Entries from a dataset
*****

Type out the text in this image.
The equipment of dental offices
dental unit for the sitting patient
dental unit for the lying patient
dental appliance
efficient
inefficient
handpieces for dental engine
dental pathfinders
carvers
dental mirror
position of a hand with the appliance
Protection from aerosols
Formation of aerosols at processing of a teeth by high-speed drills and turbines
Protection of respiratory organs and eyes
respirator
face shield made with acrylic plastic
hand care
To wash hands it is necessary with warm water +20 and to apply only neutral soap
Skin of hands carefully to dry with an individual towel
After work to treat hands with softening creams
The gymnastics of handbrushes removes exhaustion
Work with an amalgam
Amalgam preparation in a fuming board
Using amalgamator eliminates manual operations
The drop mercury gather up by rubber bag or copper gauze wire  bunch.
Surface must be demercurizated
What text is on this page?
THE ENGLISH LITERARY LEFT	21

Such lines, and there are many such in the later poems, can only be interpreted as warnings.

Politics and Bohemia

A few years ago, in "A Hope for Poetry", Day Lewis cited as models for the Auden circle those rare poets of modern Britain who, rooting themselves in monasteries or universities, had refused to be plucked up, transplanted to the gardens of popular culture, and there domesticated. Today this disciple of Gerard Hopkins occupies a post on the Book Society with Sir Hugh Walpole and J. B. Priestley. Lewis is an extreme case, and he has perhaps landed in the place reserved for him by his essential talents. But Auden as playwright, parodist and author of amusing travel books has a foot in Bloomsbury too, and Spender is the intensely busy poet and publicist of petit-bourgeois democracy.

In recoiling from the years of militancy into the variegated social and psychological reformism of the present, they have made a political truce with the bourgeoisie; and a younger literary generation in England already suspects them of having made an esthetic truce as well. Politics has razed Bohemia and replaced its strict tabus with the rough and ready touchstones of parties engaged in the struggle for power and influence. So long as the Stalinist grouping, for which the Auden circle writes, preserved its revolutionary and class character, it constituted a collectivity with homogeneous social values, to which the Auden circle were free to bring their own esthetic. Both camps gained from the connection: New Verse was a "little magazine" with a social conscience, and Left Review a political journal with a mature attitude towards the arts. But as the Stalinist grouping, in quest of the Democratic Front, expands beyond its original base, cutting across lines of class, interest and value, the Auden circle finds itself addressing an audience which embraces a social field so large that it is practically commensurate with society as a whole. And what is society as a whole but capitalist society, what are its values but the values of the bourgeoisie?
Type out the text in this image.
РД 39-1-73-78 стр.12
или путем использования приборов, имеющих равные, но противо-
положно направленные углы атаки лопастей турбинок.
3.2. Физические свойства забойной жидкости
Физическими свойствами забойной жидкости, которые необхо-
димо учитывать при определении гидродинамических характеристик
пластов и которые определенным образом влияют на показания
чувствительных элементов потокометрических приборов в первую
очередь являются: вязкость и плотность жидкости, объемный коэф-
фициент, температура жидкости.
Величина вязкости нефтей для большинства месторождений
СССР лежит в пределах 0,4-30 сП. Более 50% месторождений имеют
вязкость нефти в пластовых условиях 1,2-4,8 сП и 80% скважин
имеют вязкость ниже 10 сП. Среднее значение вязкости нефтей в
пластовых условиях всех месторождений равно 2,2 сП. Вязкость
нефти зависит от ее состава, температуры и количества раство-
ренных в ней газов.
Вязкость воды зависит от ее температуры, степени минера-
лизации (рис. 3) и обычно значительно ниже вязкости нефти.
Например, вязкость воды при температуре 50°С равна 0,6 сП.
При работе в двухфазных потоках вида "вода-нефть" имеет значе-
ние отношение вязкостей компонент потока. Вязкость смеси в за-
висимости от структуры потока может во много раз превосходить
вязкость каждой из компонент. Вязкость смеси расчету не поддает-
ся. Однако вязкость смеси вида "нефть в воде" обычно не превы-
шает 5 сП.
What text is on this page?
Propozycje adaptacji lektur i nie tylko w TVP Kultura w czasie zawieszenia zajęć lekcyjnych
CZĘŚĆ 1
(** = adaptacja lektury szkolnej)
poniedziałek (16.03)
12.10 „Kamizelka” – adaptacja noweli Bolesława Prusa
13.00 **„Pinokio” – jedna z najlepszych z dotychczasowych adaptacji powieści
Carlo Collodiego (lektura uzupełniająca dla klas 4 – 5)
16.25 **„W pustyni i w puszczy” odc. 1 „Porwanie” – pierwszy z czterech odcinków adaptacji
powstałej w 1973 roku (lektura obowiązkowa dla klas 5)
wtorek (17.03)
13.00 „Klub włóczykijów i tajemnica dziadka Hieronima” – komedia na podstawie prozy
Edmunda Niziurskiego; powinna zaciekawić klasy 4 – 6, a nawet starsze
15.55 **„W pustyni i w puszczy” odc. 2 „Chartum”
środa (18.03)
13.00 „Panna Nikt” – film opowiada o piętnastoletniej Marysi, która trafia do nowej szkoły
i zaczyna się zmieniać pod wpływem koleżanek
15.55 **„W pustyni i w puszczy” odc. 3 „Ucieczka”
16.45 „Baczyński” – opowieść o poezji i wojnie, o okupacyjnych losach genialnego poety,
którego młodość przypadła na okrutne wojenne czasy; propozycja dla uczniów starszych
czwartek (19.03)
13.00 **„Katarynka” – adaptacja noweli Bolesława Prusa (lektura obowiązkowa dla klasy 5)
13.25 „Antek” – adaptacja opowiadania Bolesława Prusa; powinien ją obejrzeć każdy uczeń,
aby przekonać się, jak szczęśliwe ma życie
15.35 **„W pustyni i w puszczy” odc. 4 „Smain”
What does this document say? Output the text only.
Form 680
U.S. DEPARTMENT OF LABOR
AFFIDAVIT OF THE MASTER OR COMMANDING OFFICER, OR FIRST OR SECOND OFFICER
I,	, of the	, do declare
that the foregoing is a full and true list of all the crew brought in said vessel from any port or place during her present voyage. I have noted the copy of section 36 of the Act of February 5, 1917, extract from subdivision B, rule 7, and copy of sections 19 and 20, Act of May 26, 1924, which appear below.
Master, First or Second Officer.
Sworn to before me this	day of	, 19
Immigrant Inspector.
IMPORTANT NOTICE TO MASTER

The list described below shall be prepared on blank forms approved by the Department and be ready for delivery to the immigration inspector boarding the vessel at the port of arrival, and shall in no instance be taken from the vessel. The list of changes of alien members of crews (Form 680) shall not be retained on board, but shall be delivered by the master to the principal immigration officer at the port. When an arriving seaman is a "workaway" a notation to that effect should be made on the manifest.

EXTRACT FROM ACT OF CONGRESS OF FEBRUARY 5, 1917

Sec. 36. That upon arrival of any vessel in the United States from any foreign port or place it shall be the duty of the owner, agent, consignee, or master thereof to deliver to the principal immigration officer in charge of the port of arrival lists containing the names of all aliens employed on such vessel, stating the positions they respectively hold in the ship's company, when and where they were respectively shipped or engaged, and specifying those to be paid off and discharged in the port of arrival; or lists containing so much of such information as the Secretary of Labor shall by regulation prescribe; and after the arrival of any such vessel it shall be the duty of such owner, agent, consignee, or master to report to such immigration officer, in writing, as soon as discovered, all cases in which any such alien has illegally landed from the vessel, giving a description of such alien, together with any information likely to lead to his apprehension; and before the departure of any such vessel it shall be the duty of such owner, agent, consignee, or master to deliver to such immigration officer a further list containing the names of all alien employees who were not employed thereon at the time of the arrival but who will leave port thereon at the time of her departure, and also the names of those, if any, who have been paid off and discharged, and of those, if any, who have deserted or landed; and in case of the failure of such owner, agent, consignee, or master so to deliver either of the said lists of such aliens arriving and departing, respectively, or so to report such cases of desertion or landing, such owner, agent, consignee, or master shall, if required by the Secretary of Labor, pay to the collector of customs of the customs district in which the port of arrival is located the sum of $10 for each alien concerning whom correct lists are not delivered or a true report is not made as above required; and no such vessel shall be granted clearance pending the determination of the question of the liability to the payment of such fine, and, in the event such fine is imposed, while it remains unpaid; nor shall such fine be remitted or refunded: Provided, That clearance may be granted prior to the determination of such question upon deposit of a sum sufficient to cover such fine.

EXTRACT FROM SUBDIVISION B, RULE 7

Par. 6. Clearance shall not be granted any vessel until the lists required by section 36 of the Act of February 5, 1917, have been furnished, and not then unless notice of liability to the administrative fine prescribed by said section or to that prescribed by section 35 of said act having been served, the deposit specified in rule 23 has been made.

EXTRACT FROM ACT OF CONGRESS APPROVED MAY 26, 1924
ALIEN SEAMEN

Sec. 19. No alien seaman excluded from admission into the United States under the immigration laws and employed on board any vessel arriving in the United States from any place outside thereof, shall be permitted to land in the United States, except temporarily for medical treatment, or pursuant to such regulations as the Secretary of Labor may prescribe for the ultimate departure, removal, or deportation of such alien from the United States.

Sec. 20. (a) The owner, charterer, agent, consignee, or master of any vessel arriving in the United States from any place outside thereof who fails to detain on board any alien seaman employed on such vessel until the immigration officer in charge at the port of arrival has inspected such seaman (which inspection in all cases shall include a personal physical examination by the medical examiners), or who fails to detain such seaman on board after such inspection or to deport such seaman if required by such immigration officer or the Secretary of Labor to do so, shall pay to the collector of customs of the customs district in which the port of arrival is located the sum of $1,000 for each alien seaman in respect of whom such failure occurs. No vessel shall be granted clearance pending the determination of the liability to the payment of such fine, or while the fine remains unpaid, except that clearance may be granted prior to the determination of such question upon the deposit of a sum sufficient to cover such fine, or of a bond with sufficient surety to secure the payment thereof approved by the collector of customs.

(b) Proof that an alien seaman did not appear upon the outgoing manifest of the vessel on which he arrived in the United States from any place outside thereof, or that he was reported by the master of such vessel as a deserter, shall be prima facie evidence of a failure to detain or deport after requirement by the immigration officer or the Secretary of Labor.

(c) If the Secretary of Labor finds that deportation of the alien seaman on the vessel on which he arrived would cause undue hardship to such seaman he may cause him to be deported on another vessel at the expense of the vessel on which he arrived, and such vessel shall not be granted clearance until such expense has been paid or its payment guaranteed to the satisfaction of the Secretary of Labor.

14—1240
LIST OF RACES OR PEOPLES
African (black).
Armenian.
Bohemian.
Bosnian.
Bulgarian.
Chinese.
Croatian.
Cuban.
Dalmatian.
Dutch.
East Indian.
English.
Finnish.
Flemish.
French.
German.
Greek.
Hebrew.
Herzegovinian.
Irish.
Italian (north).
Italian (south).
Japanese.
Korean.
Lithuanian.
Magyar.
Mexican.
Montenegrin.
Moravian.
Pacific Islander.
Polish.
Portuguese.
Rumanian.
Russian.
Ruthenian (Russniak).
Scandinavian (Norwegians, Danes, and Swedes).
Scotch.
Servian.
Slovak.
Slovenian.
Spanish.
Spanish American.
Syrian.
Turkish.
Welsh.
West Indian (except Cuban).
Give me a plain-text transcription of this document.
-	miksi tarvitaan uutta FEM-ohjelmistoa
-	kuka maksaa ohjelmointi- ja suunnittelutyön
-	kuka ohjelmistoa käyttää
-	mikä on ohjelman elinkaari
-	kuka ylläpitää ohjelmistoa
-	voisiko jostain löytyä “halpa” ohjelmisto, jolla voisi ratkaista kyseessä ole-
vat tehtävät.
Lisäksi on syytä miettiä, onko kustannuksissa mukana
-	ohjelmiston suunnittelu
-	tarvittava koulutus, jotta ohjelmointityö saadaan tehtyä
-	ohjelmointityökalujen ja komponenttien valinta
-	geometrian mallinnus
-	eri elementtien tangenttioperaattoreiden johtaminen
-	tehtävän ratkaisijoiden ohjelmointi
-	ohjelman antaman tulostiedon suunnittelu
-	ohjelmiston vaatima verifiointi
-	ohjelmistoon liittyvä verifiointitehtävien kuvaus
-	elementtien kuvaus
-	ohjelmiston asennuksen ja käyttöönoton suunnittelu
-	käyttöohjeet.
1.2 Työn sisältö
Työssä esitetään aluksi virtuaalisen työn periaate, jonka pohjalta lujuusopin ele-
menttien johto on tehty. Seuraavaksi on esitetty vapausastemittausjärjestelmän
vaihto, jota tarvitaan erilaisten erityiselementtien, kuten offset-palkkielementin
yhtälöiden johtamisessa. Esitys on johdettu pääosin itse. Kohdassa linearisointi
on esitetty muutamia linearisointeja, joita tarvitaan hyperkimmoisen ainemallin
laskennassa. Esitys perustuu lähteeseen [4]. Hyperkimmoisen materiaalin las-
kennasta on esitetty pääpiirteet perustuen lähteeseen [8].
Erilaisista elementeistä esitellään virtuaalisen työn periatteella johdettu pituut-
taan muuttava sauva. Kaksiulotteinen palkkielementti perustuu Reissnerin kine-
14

*****

**Exercise goal**
Copy out every line in the entries above that holds "johdettu".

**Written reply**
yhtälöiden johtamisessa. Esitys on johdettu pääosin itse. Kohdassa linearisointi
Erilaisista elementeistä esitellään virtuaalisen työn periatteella johdettu pituut-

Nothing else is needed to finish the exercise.